**Exercise inputs**:
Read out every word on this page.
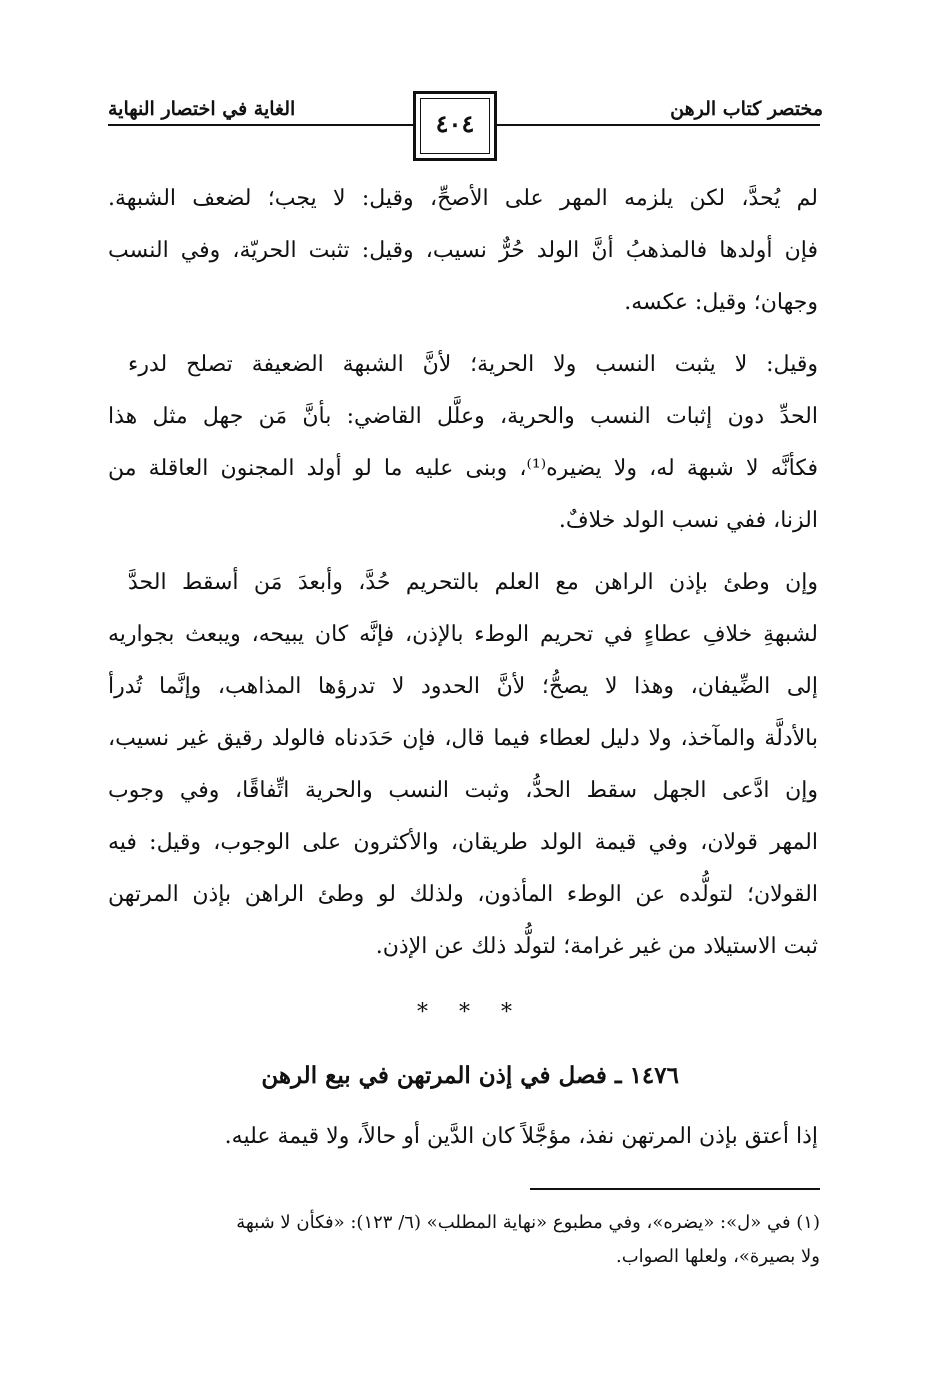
مختصر كتاب الرهن
الغاية في اختصار النهاية	٤٠٤
لم يُحدَّ، لكن يلزمه المهر على الأصحِّ، وقيل: لا يجب؛ لضعف الشبهة.
فإن أولدها فالمذهبُ أنَّ الولد حُرٌّ نسيب، وقيل: تثبت الحريّة، وفي النسب
وجهان؛ وقيل: عكسه.
وقيل: لا يثبت النسب ولا الحرية؛ لأنَّ الشبهة الضعيفة تصلح لدرء
الحدِّ دون إثبات النسب والحرية، وعلَّل القاضي: بأنَّ مَن جهل مثل هذا
فكأنَّه لا شبهة له، ولا يضيره⁽¹⁾، وبنى عليه ما لو أولد المجنون العاقلة من
الزنا، ففي نسب الولد خلافٌ.
وإن وطئ بإذن الراهن مع العلم بالتحريم حُدَّ، وأبعدَ مَن أسقط الحدَّ
لشبهةِ خلافِ عطاءٍ في تحريم الوطء بالإذن، فإنَّه كان يبيحه، ويبعث بجواريه
إلى الضِّيفان، وهذا لا يصحُّ؛ لأنَّ الحدود لا تدرؤها المذاهب، وإنَّما تُدرأ
بالأدلَّة والمآخذ، ولا دليل لعطاء فيما قال، فإن حَدَدناه فالولد رقيق غير نسيب،
وإن ادَّعى الجهل سقط الحدُّ، وثبت النسب والحرية اتِّفاقًا، وفي وجوب
المهر قولان، وفي قيمة الولد طريقان، والأكثرون على الوجوب، وقيل: فيه
القولان؛ لتولُّده عن الوطء المأذون، ولذلك لو وطئ الراهن بإذن المرتهن
ثبت الاستيلاد من غير غرامة؛ لتولُّد ذلك عن الإذن.
* * *
١٤٧٦ ـ فصل في إذن المرتهن في بيع الرهن
إذا أعتق بإذن المرتهن نفذ، مؤجَّلاً كان الدَّين أو حالاً، ولا قيمة عليه.
(١) في «ل»: «يضره»، وفي مطبوع «نهاية المطلب» (٦/ ١٢٣): «فكأن لا شبهة
ولا بصيرة»، ولعلها الصواب.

**Aim of the exercise**: Take every line from the data above that holds "الشبهة" and copy it out.

**Written answer**:
لم يُحدَّ، لكن يلزمه المهر على الأصحِّ، وقيل: لا يجب؛ لضعف الشبهة.
وقيل: لا يثبت النسب ولا الحرية؛ لأنَّ الشبهة الضعيفة تصلح لدرء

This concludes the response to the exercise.